● PROVIDED DATA
-=-=-=-=-
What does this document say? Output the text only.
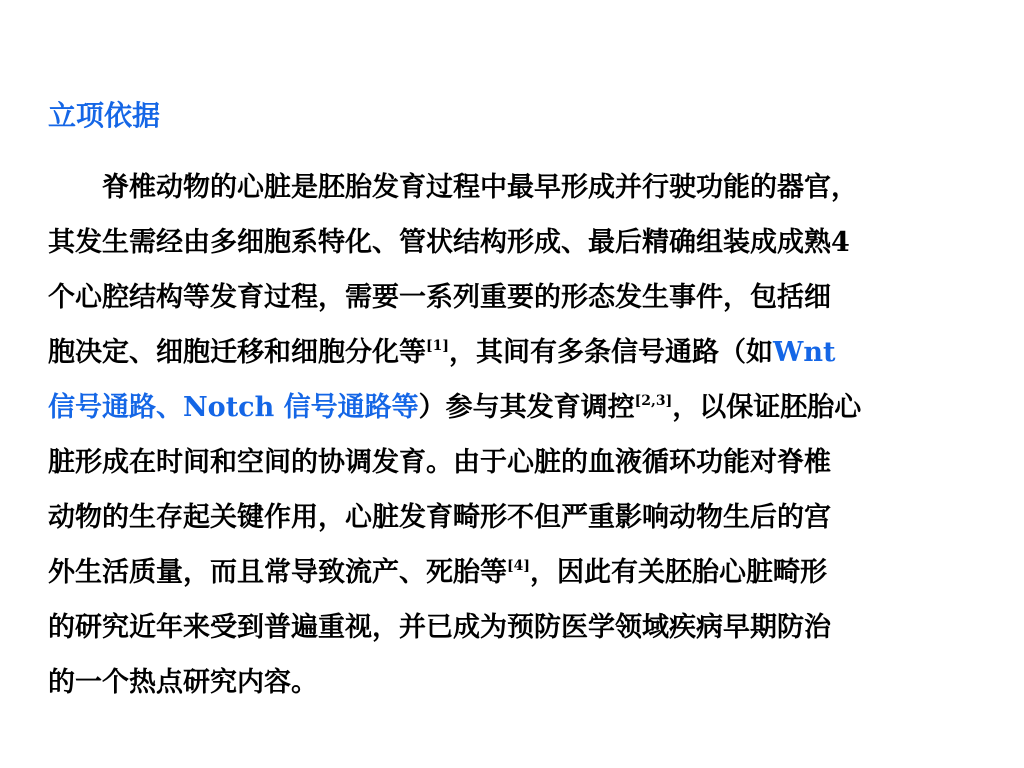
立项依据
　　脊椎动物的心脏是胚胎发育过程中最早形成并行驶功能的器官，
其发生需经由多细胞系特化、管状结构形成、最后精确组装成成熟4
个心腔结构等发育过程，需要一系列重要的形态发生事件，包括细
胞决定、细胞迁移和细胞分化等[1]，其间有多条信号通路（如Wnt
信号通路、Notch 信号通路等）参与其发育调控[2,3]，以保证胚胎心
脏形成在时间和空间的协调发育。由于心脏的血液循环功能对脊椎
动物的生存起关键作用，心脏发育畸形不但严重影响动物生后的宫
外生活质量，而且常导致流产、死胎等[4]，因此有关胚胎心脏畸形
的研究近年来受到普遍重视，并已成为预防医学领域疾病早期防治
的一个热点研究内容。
-=-=-=-=-
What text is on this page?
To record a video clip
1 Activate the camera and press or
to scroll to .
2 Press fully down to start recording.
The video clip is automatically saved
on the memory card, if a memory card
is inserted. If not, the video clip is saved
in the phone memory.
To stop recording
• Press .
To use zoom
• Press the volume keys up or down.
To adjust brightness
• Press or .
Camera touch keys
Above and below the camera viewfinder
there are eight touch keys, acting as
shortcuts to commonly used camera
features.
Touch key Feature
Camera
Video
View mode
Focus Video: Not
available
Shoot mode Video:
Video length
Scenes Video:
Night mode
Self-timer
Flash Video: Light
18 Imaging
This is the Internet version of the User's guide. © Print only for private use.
-=-=-=-=-
● WORK TO COMPLETE
Which lines include "What"? Copy each of them out.

● TASK RESULT
What does this document say? Output the text only.
What text is on this page?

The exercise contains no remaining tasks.